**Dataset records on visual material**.

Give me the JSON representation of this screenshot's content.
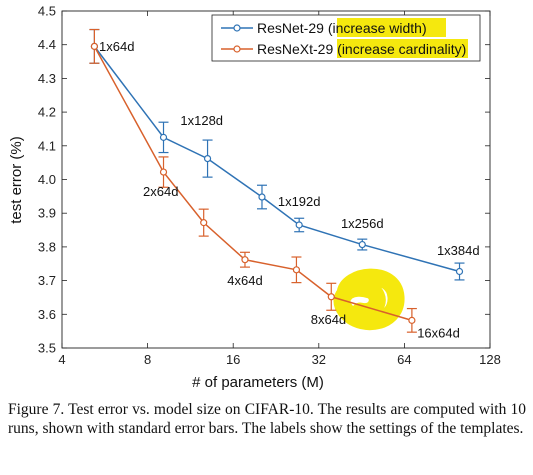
{
  "chart_data": {
    "type": "line",
    "xlabel": "# of parameters (M)",
    "ylabel": "test error (%)",
    "x_scale": "log2",
    "xlim": [
      4,
      128
    ],
    "ylim": [
      3.5,
      4.5
    ],
    "x_ticks": [
      4,
      8,
      16,
      32,
      64,
      128
    ],
    "y_ticks": [
      3.5,
      3.6,
      3.7,
      3.8,
      3.9,
      4.0,
      4.1,
      4.2,
      4.3,
      4.4,
      4.5
    ],
    "x_tick_labels": [
      "4",
      "8",
      "16",
      "32",
      "64",
      "128"
    ],
    "y_tick_labels": [
      "3.5",
      "3.6",
      "3.7",
      "3.8",
      "3.9",
      "4.0",
      "4.1",
      "4.2",
      "4.3",
      "4.4",
      "4.5"
    ],
    "grid": false,
    "legend_position": "top-right",
    "series": [
      {
        "name": "ResNet-29",
        "legend_note": "(increase width)",
        "color": "#2f73b5",
        "points": [
          {
            "x": 5.2,
            "y": 4.395,
            "err": 0.05
          },
          {
            "x": 9.1,
            "y": 4.125,
            "err": 0.045
          },
          {
            "x": 13.0,
            "y": 4.062,
            "err": 0.055
          },
          {
            "x": 20.2,
            "y": 3.948,
            "err": 0.035
          },
          {
            "x": 27.3,
            "y": 3.865,
            "err": 0.02
          },
          {
            "x": 45.5,
            "y": 3.807,
            "err": 0.016
          },
          {
            "x": 100.0,
            "y": 3.727,
            "err": 0.025
          }
        ]
      },
      {
        "name": "ResNeXt-29",
        "legend_note": "(increase cardinality)",
        "color": "#d8612c",
        "points": [
          {
            "x": 5.2,
            "y": 4.395,
            "err": 0.05
          },
          {
            "x": 9.1,
            "y": 4.022,
            "err": 0.045
          },
          {
            "x": 12.6,
            "y": 3.872,
            "err": 0.04
          },
          {
            "x": 17.6,
            "y": 3.762,
            "err": 0.022
          },
          {
            "x": 26.7,
            "y": 3.732,
            "err": 0.038
          },
          {
            "x": 35.4,
            "y": 3.652,
            "err": 0.04
          },
          {
            "x": 68.0,
            "y": 3.582,
            "err": 0.035
          }
        ]
      }
    ],
    "annotations": [
      {
        "text": "1x64d",
        "x": 5.4,
        "y": 4.395,
        "anchor": "start"
      },
      {
        "text": "1x128d",
        "x": 12.4,
        "y": 4.175,
        "anchor": "middle"
      },
      {
        "text": "2x64d",
        "x": 8.9,
        "y": 3.965,
        "anchor": "middle"
      },
      {
        "text": "1x192d",
        "x": 27.3,
        "y": 3.935,
        "anchor": "middle"
      },
      {
        "text": "1x256d",
        "x": 45.5,
        "y": 3.87,
        "anchor": "middle"
      },
      {
        "text": "1x384d",
        "x": 99.0,
        "y": 3.79,
        "anchor": "middle"
      },
      {
        "text": "4x64d",
        "x": 17.6,
        "y": 3.7,
        "anchor": "middle"
      },
      {
        "text": "8x64d",
        "x": 34.6,
        "y": 3.585,
        "anchor": "middle"
      },
      {
        "text": "16x64d",
        "x": 71.0,
        "y": 3.545,
        "anchor": "start"
      }
    ],
    "highlight_color": "#f5e80e"
  },
  "caption": "Figure 7. Test error vs. model size on CIFAR-10. The results are computed with 10 runs, shown with standard error bars. The labels show the settings of the templates."
}
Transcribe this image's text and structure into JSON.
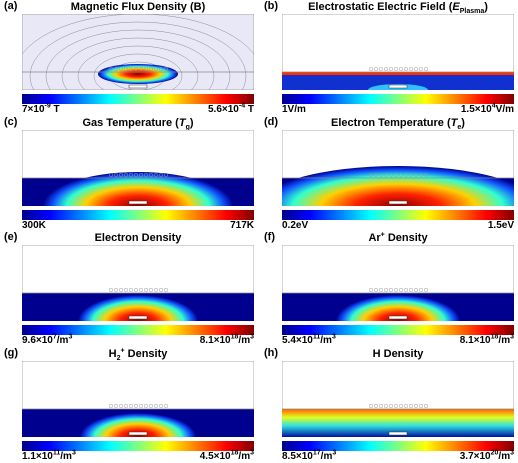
{
  "panels": [
    {
      "label": "(a)",
      "title": [
        {
          "t": "Magnetic Flux Density (B)"
        }
      ],
      "min": [
        {
          "t": "7×10"
        },
        {
          "t": "-9",
          "style": "sup"
        },
        {
          "t": " T"
        }
      ],
      "max": [
        {
          "t": "5.6×10"
        },
        {
          "t": "-4",
          "style": "sup"
        },
        {
          "t": " T"
        }
      ]
    },
    {
      "label": "(b)",
      "title": [
        {
          "t": "Electrostatic Electric Field ("
        },
        {
          "t": "E",
          "style": "i"
        },
        {
          "t": "Plasma",
          "style": "sub"
        },
        {
          "t": ")"
        }
      ],
      "min": [
        {
          "t": "1V/m"
        }
      ],
      "max": [
        {
          "t": "1.5×10"
        },
        {
          "t": "4",
          "style": "sup"
        },
        {
          "t": "V/m"
        }
      ]
    },
    {
      "label": "(c)",
      "title": [
        {
          "t": "Gas Temperature ("
        },
        {
          "t": "T",
          "style": "i"
        },
        {
          "t": "g",
          "style": "sub"
        },
        {
          "t": ")"
        }
      ],
      "min": [
        {
          "t": "300K"
        }
      ],
      "max": [
        {
          "t": "717K"
        }
      ]
    },
    {
      "label": "(d)",
      "title": [
        {
          "t": "Electron Temperature ("
        },
        {
          "t": "T",
          "style": "i"
        },
        {
          "t": "e",
          "style": "sub"
        },
        {
          "t": ")"
        }
      ],
      "min": [
        {
          "t": "0.2eV"
        }
      ],
      "max": [
        {
          "t": "1.5eV"
        }
      ]
    },
    {
      "label": "(e)",
      "title": [
        {
          "t": "Electron Density"
        }
      ],
      "min": [
        {
          "t": "9.6×10"
        },
        {
          "t": "7",
          "style": "sup"
        },
        {
          "t": "/m"
        },
        {
          "t": "3",
          "style": "sup"
        }
      ],
      "max": [
        {
          "t": "8.1×10"
        },
        {
          "t": "18",
          "style": "sup"
        },
        {
          "t": "/m"
        },
        {
          "t": "3",
          "style": "sup"
        }
      ]
    },
    {
      "label": "(f)",
      "title": [
        {
          "t": "Ar"
        },
        {
          "t": "+",
          "style": "sup"
        },
        {
          "t": " Density"
        }
      ],
      "min": [
        {
          "t": "5.4×10"
        },
        {
          "t": "11",
          "style": "sup"
        },
        {
          "t": "/m"
        },
        {
          "t": "3",
          "style": "sup"
        }
      ],
      "max": [
        {
          "t": "8.1×10"
        },
        {
          "t": "18",
          "style": "sup"
        },
        {
          "t": "/m"
        },
        {
          "t": "3",
          "style": "sup"
        }
      ]
    },
    {
      "label": "(g)",
      "title": [
        {
          "t": "H"
        },
        {
          "t": "2",
          "style": "sub"
        },
        {
          "t": "+",
          "style": "sup"
        },
        {
          "t": " Density"
        }
      ],
      "min": [
        {
          "t": "1.1×10"
        },
        {
          "t": "11",
          "style": "sup"
        },
        {
          "t": "/m"
        },
        {
          "t": "3",
          "style": "sup"
        }
      ],
      "max": [
        {
          "t": "4.5×10"
        },
        {
          "t": "18",
          "style": "sup"
        },
        {
          "t": "/m"
        },
        {
          "t": "3",
          "style": "sup"
        }
      ]
    },
    {
      "label": "(h)",
      "title": [
        {
          "t": "H Density"
        }
      ],
      "min": [
        {
          "t": "8.5×10"
        },
        {
          "t": "17",
          "style": "sup"
        },
        {
          "t": "/m"
        },
        {
          "t": "3",
          "style": "sup"
        }
      ],
      "max": [
        {
          "t": "3.7×10"
        },
        {
          "t": "20",
          "style": "sup"
        },
        {
          "t": "/m"
        },
        {
          "t": "3",
          "style": "sup"
        }
      ]
    }
  ]
}
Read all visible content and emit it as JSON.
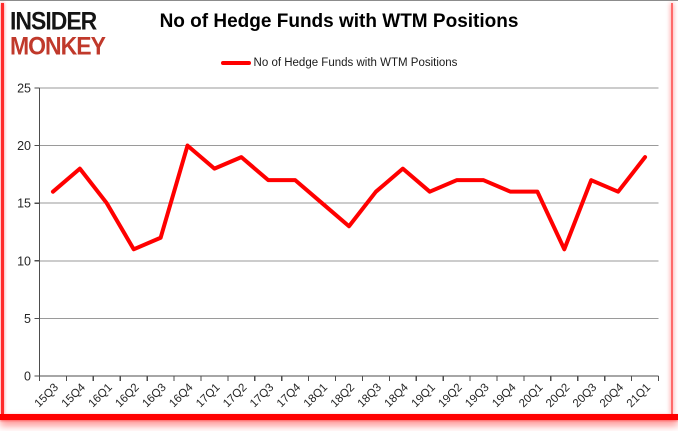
{
  "header": {
    "logo_line1": "INSIDER",
    "logo_line2": "MONKEY",
    "title": "No of Hedge Funds with WTM Positions"
  },
  "legend": {
    "label": "No of Hedge Funds with WTM Positions"
  },
  "colors": {
    "line": "#ff0000",
    "logo_black": "#141414",
    "logo_red": "#c0392b",
    "grid": "#9a9a9a",
    "axis": "#4d4d4d",
    "label_text": "#262626",
    "frame_red": "#ff0000",
    "frame_gray": "#8c8c8c"
  },
  "chart_data": {
    "type": "line",
    "title": "No of Hedge Funds with WTM Positions",
    "xlabel": "",
    "ylabel": "",
    "ylim": [
      0,
      25
    ],
    "yticks": [
      0,
      5,
      10,
      15,
      20,
      25
    ],
    "grid": true,
    "legend_position": "top",
    "categories": [
      "15Q3",
      "15Q4",
      "16Q1",
      "16Q2",
      "16Q3",
      "16Q4",
      "17Q1",
      "17Q2",
      "17Q3",
      "17Q4",
      "18Q1",
      "18Q2",
      "18Q3",
      "18Q4",
      "19Q1",
      "19Q2",
      "19Q3",
      "19Q4",
      "20Q1",
      "20Q2",
      "20Q3",
      "20Q4",
      "21Q1"
    ],
    "series": [
      {
        "name": "No of Hedge Funds with WTM Positions",
        "values": [
          16,
          18,
          15,
          11,
          12,
          20,
          18,
          19,
          17,
          17,
          15,
          13,
          16,
          18,
          16,
          17,
          17,
          16,
          16,
          11,
          17,
          16,
          19
        ]
      }
    ]
  }
}
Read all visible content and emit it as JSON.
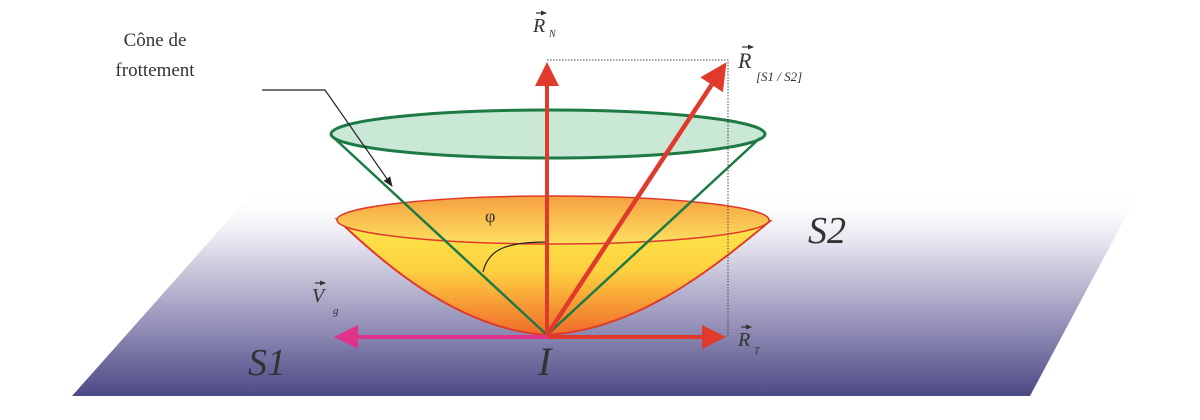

**GOAL**. Gather each line of the listing containing the word "this" and show it.

**TASK RESPONSE**.
Give me the JSON representation of this screenshot's content.
Transcribe this image's text and structure into JSON.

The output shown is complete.